* Exercise description:
Filter these entries, keeping only lines that hold the word "如需改动".

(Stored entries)
-- BEGIN --

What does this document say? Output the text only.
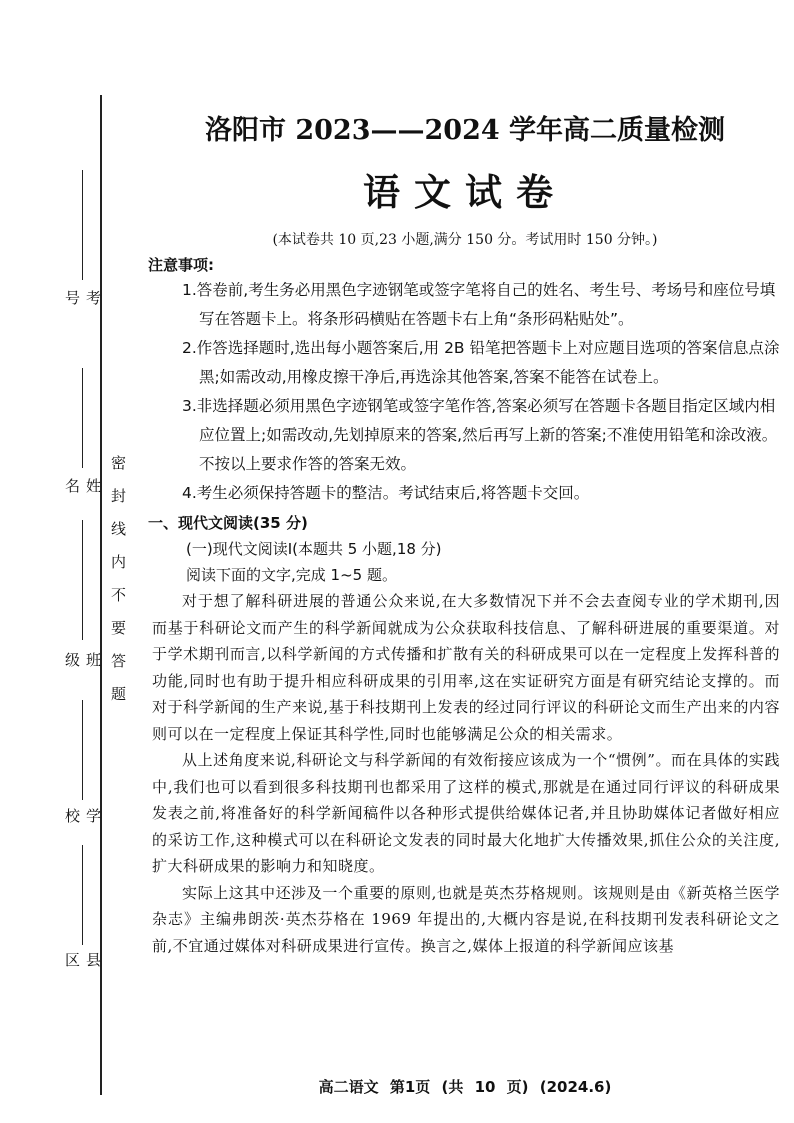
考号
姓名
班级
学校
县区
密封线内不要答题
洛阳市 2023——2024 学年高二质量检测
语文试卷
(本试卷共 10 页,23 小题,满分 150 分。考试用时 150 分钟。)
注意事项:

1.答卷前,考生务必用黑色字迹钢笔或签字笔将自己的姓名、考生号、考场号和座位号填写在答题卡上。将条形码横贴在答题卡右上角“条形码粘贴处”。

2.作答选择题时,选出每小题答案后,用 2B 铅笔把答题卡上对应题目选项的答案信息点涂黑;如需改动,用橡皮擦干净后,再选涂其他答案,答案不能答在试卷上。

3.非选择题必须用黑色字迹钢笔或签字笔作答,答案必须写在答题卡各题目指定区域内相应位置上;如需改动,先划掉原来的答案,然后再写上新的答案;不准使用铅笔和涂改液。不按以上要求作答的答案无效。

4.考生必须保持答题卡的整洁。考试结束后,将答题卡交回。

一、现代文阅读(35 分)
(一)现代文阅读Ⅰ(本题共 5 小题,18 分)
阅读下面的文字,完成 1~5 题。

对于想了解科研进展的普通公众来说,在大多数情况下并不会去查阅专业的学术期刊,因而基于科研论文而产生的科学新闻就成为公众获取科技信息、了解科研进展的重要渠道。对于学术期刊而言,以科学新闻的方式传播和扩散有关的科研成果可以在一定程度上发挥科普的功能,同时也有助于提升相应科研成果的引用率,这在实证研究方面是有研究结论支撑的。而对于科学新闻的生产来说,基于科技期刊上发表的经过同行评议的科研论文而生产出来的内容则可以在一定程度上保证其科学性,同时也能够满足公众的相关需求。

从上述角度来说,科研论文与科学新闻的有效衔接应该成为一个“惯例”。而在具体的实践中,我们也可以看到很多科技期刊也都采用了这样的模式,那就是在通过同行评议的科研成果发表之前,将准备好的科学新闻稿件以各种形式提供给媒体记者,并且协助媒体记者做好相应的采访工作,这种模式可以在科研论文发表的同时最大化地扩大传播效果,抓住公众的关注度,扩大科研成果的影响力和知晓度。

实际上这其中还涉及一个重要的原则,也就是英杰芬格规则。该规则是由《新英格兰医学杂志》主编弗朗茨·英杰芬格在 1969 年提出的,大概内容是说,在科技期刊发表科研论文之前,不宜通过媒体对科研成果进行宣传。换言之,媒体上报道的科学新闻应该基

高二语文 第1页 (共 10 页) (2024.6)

-- END --

* Solution:
2.作答选择题时,选出每小题答案后,用 2B 铅笔把答题卡上对应题目选项的答案信息点涂黑;如需改动,用橡皮擦干净后,再选涂其他答案,答案不能答在试卷上。
3.非选择题必须用黑色字迹钢笔或签字笔作答,答案必须写在答题卡各题目指定区域内相应位置上;如需改动,先划掉原来的答案,然后再写上新的答案;不准使用铅笔和涂改液。不按以上要求作答的答案无效。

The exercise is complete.